Objective: Scan the listing below. Report each line that includes "value".

Given data:
=-=-=

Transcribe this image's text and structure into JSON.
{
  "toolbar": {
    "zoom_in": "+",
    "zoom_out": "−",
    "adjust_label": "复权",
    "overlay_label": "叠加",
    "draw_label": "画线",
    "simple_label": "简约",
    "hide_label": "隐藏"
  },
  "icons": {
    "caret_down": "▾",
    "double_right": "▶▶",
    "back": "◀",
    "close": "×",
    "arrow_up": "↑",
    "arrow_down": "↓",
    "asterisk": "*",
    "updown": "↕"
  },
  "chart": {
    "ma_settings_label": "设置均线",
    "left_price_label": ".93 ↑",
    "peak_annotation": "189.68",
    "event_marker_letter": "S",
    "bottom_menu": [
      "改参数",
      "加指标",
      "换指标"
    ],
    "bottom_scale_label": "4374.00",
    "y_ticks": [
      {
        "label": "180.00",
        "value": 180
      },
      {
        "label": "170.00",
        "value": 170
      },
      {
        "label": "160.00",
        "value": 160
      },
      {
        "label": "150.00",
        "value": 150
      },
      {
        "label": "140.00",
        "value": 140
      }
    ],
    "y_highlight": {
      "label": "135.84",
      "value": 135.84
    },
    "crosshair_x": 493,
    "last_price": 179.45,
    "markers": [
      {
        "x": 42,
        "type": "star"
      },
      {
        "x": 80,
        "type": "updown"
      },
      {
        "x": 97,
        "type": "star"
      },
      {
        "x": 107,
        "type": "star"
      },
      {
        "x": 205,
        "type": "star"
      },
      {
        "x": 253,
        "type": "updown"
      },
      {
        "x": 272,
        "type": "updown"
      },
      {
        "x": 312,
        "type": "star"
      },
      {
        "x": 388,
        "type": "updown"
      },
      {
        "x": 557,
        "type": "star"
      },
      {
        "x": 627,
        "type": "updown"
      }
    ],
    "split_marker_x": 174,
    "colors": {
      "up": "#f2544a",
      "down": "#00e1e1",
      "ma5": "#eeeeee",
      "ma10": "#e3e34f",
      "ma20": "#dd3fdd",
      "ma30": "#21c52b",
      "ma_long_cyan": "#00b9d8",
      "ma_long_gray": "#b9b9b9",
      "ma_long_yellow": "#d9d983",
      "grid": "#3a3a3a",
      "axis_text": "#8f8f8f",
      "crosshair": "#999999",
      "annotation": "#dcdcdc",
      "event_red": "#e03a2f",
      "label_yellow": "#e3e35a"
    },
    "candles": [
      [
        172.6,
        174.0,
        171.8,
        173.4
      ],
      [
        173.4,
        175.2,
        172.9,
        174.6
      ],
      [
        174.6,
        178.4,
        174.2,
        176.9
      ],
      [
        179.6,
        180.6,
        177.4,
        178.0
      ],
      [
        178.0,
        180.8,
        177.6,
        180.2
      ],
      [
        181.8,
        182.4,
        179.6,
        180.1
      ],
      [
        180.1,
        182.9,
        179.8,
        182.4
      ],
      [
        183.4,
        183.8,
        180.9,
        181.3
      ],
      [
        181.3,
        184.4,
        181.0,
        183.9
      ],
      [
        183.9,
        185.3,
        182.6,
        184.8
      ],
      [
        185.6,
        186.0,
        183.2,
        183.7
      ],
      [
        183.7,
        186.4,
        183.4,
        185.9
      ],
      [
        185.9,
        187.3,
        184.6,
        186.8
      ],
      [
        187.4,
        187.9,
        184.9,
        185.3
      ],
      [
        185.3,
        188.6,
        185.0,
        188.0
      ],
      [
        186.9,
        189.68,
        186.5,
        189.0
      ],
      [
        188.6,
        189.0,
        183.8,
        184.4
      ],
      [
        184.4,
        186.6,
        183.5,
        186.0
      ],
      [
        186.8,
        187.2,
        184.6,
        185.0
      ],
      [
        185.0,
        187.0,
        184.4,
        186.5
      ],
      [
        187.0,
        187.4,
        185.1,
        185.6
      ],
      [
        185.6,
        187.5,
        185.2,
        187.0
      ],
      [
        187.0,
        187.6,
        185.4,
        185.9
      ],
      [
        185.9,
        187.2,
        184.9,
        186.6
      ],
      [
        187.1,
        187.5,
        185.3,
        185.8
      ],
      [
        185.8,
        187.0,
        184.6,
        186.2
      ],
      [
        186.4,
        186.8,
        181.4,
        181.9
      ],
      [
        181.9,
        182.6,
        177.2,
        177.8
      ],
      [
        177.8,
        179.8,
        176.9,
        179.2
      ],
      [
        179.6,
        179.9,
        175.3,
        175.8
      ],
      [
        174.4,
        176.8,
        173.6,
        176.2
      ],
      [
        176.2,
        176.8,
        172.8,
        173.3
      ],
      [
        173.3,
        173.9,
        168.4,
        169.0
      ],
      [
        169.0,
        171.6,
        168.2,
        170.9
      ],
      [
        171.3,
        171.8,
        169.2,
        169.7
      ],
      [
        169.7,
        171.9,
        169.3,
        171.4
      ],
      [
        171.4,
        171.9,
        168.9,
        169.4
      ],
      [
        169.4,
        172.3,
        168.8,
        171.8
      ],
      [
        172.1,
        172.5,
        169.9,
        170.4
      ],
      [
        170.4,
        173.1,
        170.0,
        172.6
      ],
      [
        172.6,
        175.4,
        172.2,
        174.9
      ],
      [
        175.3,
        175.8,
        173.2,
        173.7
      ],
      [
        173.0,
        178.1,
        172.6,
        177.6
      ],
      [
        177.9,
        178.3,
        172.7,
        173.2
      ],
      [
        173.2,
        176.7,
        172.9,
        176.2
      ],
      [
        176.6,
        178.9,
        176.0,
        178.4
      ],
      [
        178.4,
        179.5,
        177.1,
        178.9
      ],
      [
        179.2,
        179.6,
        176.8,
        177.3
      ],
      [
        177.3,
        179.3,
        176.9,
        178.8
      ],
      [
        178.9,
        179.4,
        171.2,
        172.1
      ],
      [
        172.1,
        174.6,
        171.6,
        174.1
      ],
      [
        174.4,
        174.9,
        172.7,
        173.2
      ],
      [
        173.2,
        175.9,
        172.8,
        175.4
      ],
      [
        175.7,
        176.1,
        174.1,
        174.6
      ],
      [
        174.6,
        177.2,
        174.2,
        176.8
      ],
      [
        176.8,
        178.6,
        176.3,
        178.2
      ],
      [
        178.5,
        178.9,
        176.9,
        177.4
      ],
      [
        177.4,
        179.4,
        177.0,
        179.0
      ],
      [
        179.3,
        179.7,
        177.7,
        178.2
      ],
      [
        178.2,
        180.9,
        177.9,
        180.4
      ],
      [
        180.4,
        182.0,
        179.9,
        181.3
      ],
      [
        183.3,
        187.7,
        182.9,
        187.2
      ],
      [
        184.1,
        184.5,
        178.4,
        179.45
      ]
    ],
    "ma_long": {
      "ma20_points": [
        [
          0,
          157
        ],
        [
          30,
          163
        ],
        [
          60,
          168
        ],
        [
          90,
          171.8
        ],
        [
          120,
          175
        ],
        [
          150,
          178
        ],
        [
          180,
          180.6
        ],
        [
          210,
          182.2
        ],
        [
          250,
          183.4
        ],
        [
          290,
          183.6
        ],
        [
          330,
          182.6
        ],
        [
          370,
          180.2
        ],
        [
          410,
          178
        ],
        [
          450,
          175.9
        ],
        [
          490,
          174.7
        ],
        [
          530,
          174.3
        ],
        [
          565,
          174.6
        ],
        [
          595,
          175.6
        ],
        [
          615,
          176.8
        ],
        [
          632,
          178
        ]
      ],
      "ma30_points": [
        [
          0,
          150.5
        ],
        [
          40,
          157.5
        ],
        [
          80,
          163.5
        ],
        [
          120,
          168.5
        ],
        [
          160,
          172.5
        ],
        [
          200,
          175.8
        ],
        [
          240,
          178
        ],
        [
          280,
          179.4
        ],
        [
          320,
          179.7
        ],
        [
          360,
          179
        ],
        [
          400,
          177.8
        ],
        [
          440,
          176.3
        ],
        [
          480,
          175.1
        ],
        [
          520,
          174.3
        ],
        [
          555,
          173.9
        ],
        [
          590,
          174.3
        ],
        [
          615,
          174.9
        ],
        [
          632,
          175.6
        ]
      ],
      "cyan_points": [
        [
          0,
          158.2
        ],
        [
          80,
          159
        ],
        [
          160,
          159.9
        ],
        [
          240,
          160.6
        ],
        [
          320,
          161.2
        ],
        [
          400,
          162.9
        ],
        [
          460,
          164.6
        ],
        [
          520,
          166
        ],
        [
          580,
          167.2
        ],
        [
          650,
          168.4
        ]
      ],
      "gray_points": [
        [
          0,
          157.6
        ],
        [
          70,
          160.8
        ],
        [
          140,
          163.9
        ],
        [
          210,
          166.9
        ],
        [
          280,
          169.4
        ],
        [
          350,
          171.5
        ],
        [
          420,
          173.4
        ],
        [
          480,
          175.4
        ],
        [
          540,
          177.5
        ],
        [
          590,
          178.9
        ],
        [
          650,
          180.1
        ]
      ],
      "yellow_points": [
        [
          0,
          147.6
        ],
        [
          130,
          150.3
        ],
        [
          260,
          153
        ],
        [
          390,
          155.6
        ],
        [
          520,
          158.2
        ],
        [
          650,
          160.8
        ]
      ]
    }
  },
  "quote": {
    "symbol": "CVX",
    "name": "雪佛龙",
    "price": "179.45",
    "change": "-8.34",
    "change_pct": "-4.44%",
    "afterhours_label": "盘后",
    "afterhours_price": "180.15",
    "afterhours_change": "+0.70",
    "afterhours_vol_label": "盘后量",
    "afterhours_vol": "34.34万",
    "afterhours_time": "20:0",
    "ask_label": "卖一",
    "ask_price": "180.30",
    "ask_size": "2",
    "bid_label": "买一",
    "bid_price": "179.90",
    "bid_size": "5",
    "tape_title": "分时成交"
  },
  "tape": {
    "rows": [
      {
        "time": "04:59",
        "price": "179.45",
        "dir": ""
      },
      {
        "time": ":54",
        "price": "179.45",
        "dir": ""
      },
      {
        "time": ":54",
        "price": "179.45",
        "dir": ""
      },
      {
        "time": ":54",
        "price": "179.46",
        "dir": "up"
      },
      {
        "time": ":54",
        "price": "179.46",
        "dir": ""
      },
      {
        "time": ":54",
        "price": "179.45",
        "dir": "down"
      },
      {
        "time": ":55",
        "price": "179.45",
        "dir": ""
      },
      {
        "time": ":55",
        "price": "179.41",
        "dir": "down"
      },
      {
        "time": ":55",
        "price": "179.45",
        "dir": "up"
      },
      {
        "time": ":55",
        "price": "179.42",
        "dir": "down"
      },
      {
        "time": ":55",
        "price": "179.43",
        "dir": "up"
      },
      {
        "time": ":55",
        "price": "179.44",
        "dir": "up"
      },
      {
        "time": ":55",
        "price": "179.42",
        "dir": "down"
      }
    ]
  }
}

=-=-=

In response:
        "value": 180
        "value": 170
        "value": 160
        "value": 150
        "value": 140
      "value": 135.84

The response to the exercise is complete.